## Task prompt
Copy each line where the word "الطلاب" occurs.

## Records for processing

== == ==

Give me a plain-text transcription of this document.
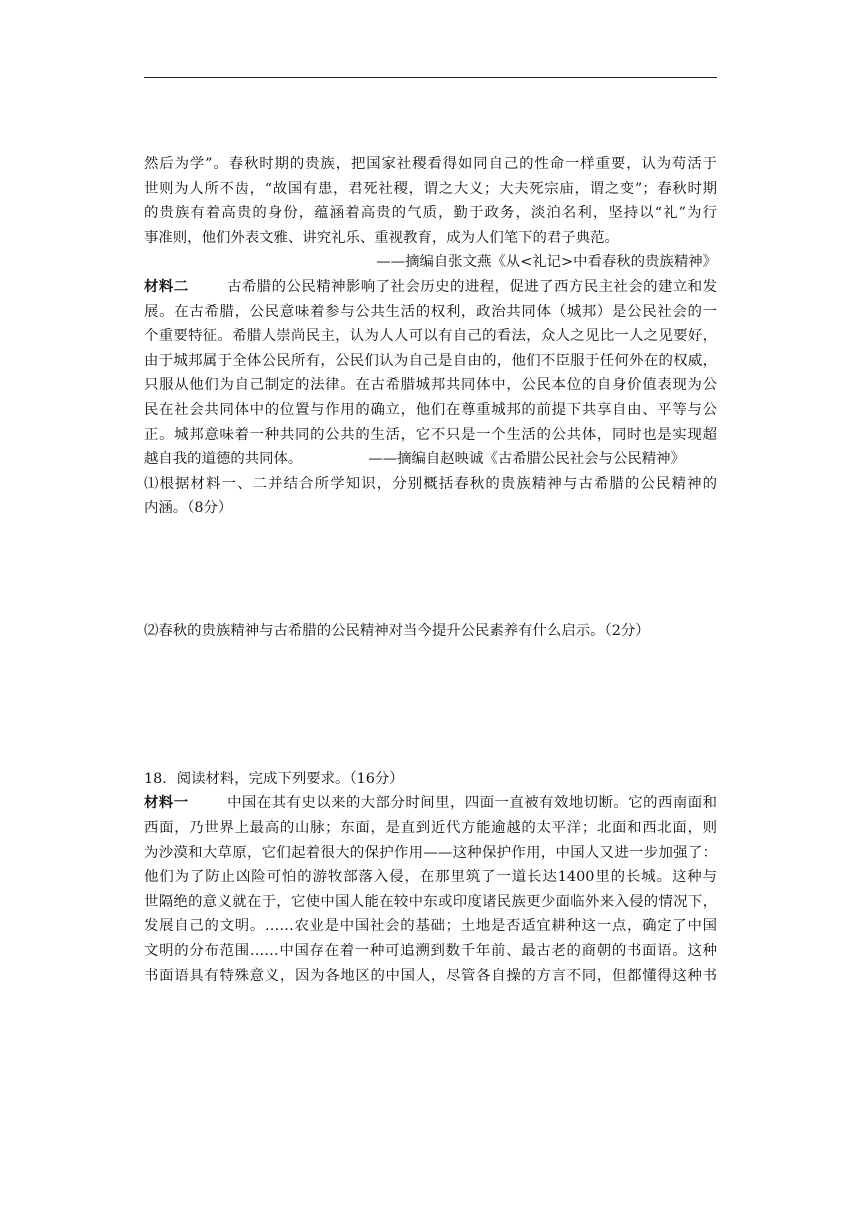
然后为学”。春秋时期的贵族，把国家社稷看得如同自己的性命一样重要，认为苟活于
世则为人所不齿，“故国有患，君死社稷，谓之大义；大夫死宗庙，谓之变”；春秋时期
的贵族有着高贵的身份，蕴涵着高贵的气质，勤于政务，淡泊名利，坚持以“礼”为行
事准则，他们外表文雅、讲究礼乐、重视教育，成为人们笔下的君子典范。
——摘编自张文燕《从<礼记>中看春秋的贵族精神》
材料二	古希腊的公民精神影响了社会历史的进程，促进了西方民主社会的建立和发
展。在古希腊，公民意味着参与公共生活的权利，政治共同体（城邦）是公民社会的一
个重要特征。希腊人崇尚民主，认为人人可以有自己的看法，众人之见比一人之见要好，
由于城邦属于全体公民所有，公民们认为自己是自由的，他们不臣服于任何外在的权威，
只服从他们为自己制定的法律。在古希腊城邦共同体中，公民本位的自身价值表现为公
民在社会共同体中的位置与作用的确立，他们在尊重城邦的前提下共享自由、平等与公
正。城邦意味着一种共同的公共的生活，它不只是一个生活的公共体，同时也是实现超
越自我的道德的共同体。	——摘编自赵映诚《古希腊公民社会与公民精神》
⑴根据材料一、二并结合所学知识，分别概括春秋的贵族精神与古希腊的公民精神的
内涵。（8分）
⑵春秋的贵族精神与古希腊的公民精神对当今提升公民素养有什么启示。（2分）
18．阅读材料，完成下列要求。（16分）
材料一	中国在其有史以来的大部分时间里，四面一直被有效地切断。它的西南面和
西面，乃世界上最高的山脉；东面，是直到近代方能逾越的太平洋；北面和西北面，则
为沙漠和大草原，它们起着很大的保护作用——这种保护作用，中国人又进一步加强了：
他们为了防止凶险可怕的游牧部落入侵，在那里筑了一道长达1400里的长城。这种与
世隔绝的意义就在于，它使中国人能在较中东或印度诸民族更少面临外来入侵的情况下，
发展自己的文明。……农业是中国社会的基础；土地是否适宜耕种这一点，确定了中国
文明的分布范围……中国存在着一种可追溯到数千年前、最古老的商朝的书面语。这种
书面语具有特殊意义，因为各地区的中国人，尽管各自操的方言不同，但都懂得这种书
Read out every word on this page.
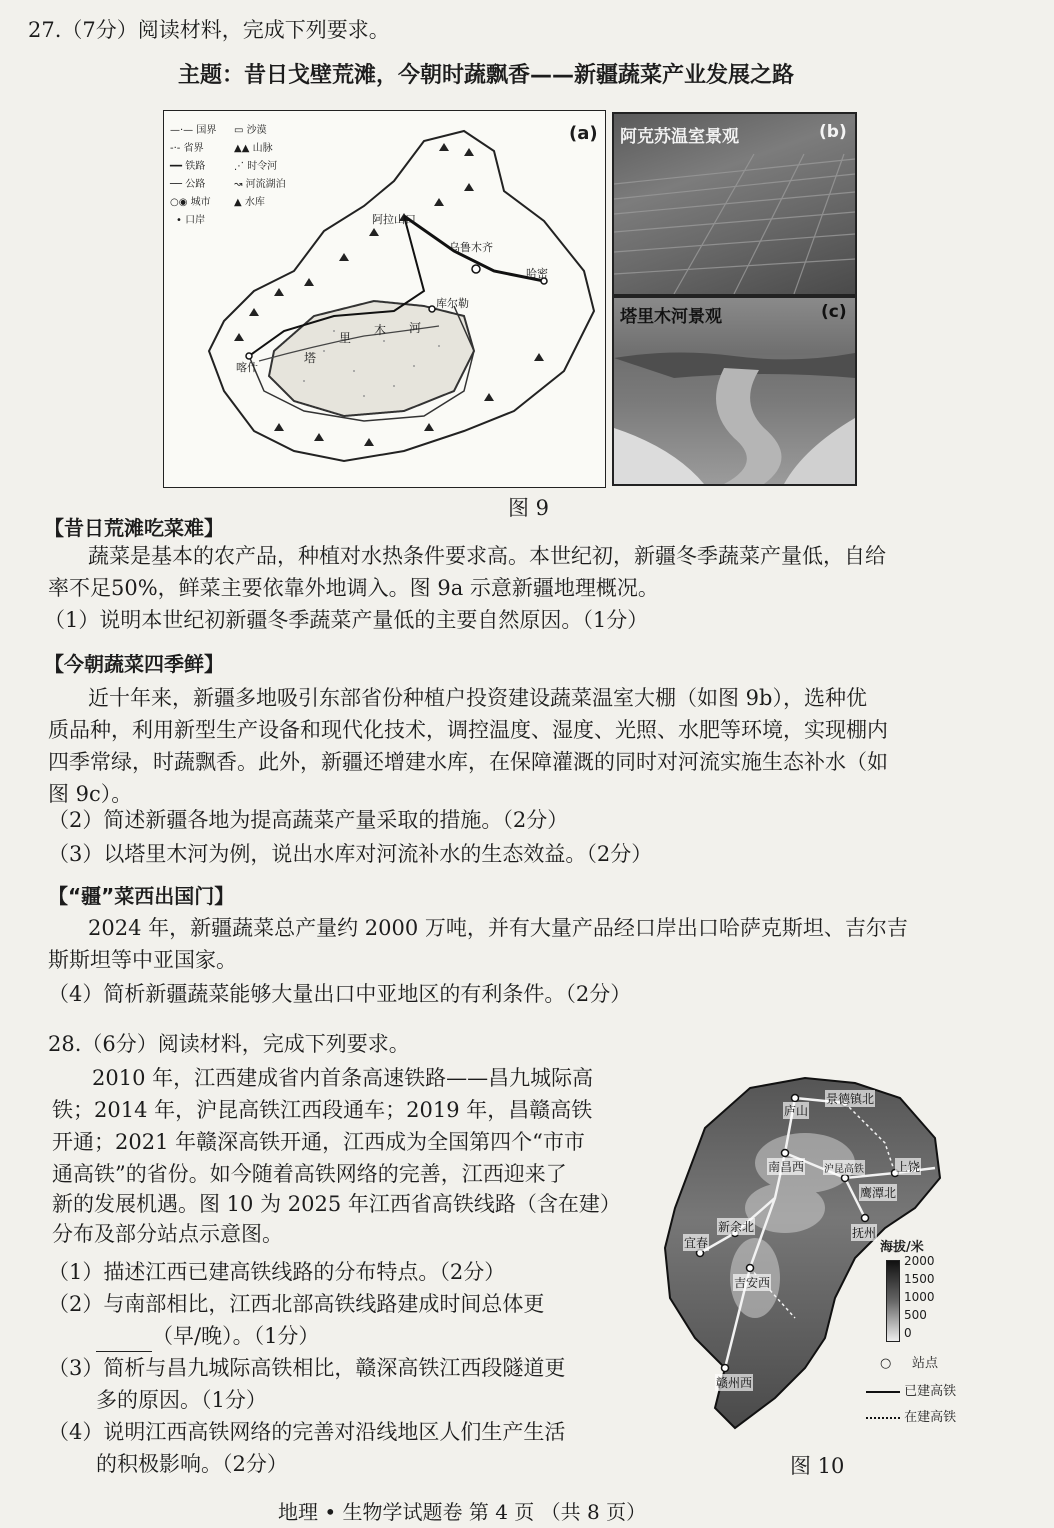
27.（7分）阅读材料，完成下列要求。
主题：昔日戈壁荒滩，今朝时蔬飘香——新疆蔬菜产业发展之路
(a)
—·— 国界 ▭ 沙漠
-·- 省界	▲▲ 山脉
━━ 铁路	⋰ 时令河
── 公路	↝ 河流湖泊
○◉ 城市 ▲ 水库
• 口岸	阿拉山口
乌鲁木齐
哈密
库尔勒
喀什
塔
里
木 河
阿克苏温室景观	(b)
塔里木河景观	(c)
图 9
【昔日荒滩吃菜难】
蔬菜是基本的农产品，种植对水热条件要求高。本世纪初，新疆冬季蔬菜产量低，自给
率不足50%，鲜菜主要依靠外地调入。图 9a 示意新疆地理概况。
（1）说明本世纪初新疆冬季蔬菜产量低的主要自然原因。（1分）
【今朝蔬菜四季鲜】
近十年来，新疆多地吸引东部省份种植户投资建设蔬菜温室大棚（如图 9b），选种优
质品种，利用新型生产设备和现代化技术，调控温度、湿度、光照、水肥等环境，实现棚内
四季常绿，时蔬飘香。此外，新疆还增建水库，在保障灌溉的同时对河流实施生态补水（如
图 9c）。
（2）简述新疆各地为提高蔬菜产量采取的措施。（2分）
（3）以塔里木河为例，说出水库对河流补水的生态效益。（2分）
【“疆”菜西出国门】
2024 年，新疆蔬菜总产量约 2000 万吨，并有大量产品经口岸出口哈萨克斯坦、吉尔吉
斯斯坦等中亚国家。
（4）简析新疆蔬菜能够大量出口中亚地区的有利条件。（2分）
28.（6分）阅读材料，完成下列要求。
2010 年，江西建成省内首条高速铁路——昌九城际高
铁；2014 年，沪昆高铁江西段通车；2019 年，昌赣高铁
开通；2021 年赣深高铁开通，江西成为全国第四个“市市
通高铁”的省份。如今随着高铁网络的完善，江西迎来了
新的发展机遇。图 10 为 2025 年江西省高铁线路（含在建）
分布及部分站点示意图。
（1）描述江西已建高铁线路的分布特点。（2分）
（2）与南部相比，江西北部高铁线路建成时间总体更
（早/晚）。（1分）
（3）简析与昌九城际高铁相比，赣深高铁江西段隧道更
多的原因。（1分）
（4）说明江西高铁网络的完善对沿线地区人们生产生活
的积极影响。（2分）
庐山
景德镇北
南昌西 沪昆高铁	上饶
鹰潭北
宜春
新余北	抚州
吉安西
赣州西
海拔/米
2000
1500
1000
500
0
○ 站点
已建高铁
在建高铁
图 10
地理 • 生物学试题卷 第 4 页 （共 8 页）
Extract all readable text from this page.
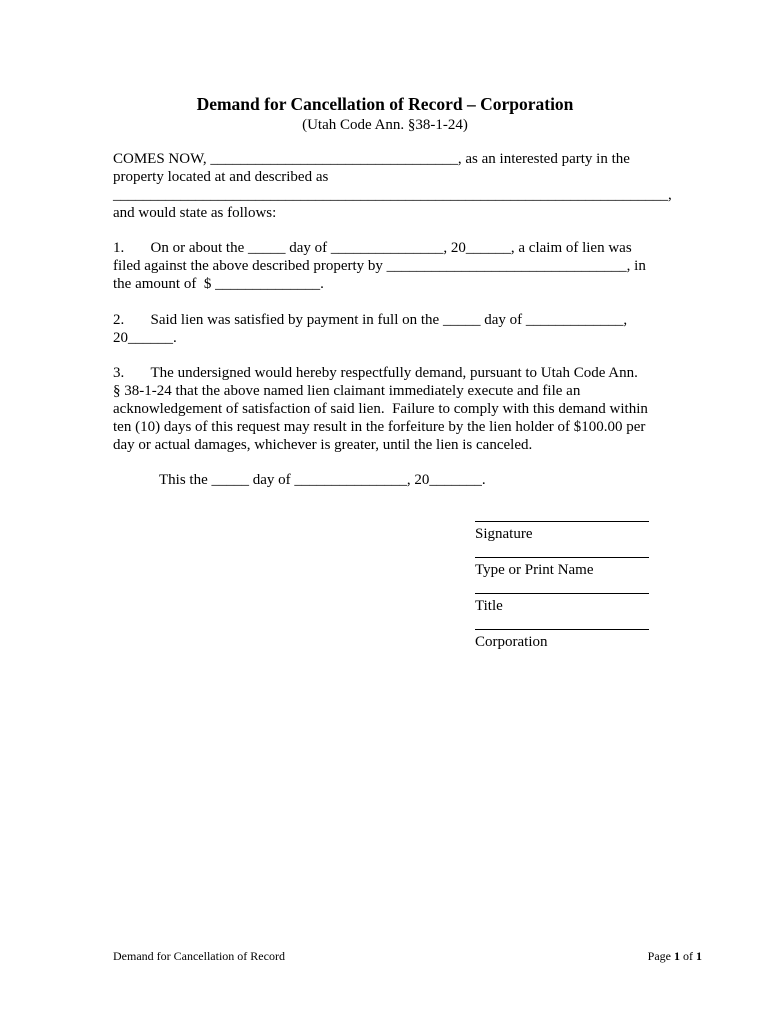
Demand for Cancellation of Record – Corporation
(Utah Code Ann. §38-1-24)
COMES NOW, _________________________________, as an interested party in the
property located at and described as
__________________________________________________________________________,
and would state as follows:
1.       On or about the _____ day of _______________, 20______, a claim of lien was
filed against the above described property by ________________________________, in
the amount of  $ ______________.
2.       Said lien was satisfied by payment in full on the _____ day of _____________,
20______.
3.       The undersigned would hereby respectfully demand, pursuant to Utah Code Ann.
§ 38-1-24 that the above named lien claimant immediately execute and file an
acknowledgement of satisfaction of said lien.  Failure to comply with this demand within
ten (10) days of this request may result in the forfeiture by the lien holder of $100.00 per
day or actual damages, whichever is greater, until the lien is canceled.
This the _____ day of _______________, 20_______.
Signature
Type or Print Name
Title
Corporation
Demand for Cancellation of Record	Page 1 of 1
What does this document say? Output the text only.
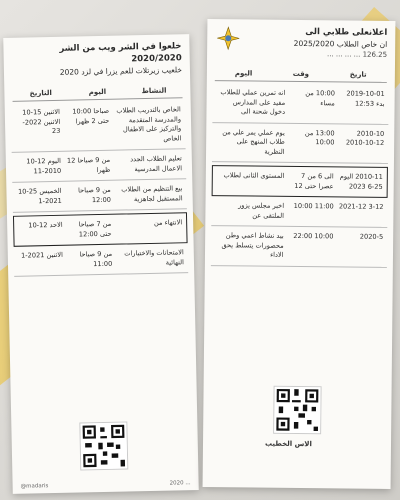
خلعوا في الشر ويب من الشر 2020/2020
خلعيب زيرتلات للعم يزرا في لزد 2020
النشاط
اليوم
التاريخ
الخاص بالتدريب الطلاب والمدرسة المتقدمة والتركيز على الاطفال الخاص
صباحا 10:00 حتى 2 ظهرا
الاثنين 15-10 الاثنين 2022-23
تعليم الطلاب الجدد الاعمال المدرسية
من 9 صباحا 12 ظهرا
اليوم 12-10 2010-11
بيع التنظيم من الطلاب المستقبل لجاهزية
من 9 صباحا 12:00
الخميس 25-10 2021-1
الانتهاء من
من 7 صباحا حتى 12:00
الاحد 12-10
الامتحانات والاختبارات النهائية
من 9 صباحا 11:00
الاثنين 2021-1
@madaris	2020 ...
اعلانعلى طلابي الى
ان خاص الطلاب 2025/2020
126.25 ... ... ... ...
تاريخ
وقت
اليوم
2019-10-01 بدء 12:53
10:00 من مساء
انه تمرين عملي للطلاب مفيد على المدارس دخول شحنة الى
2010-10 2010-10-12
13:00 من 10:00
يوم عملي يمر علي من طلاب المنهج على النظرية
2010-11 اليوم 25-6 2023
الى 6 من 7 عصرا حتى 12
المستوى الثانى لطلاب
3-12 2021-12
11:00 10:00
اخبر مجلس يزور الملتقى عن
2020-5
10:00 22:00
بيد نشاط اعمي وطن محصورات يتسلط يحق الاداء
الاس الخطيب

== == ==

## Exercise output
الخاص بالتدريب الطلاب والمدرسة المتقدمة والتركيز على الاطفال الخاص
تعليم الطلاب الجدد الاعمال المدرسية
بيع التنظيم من الطلاب المستقبل لجاهزية
ان خاص الطلاب 2025/2020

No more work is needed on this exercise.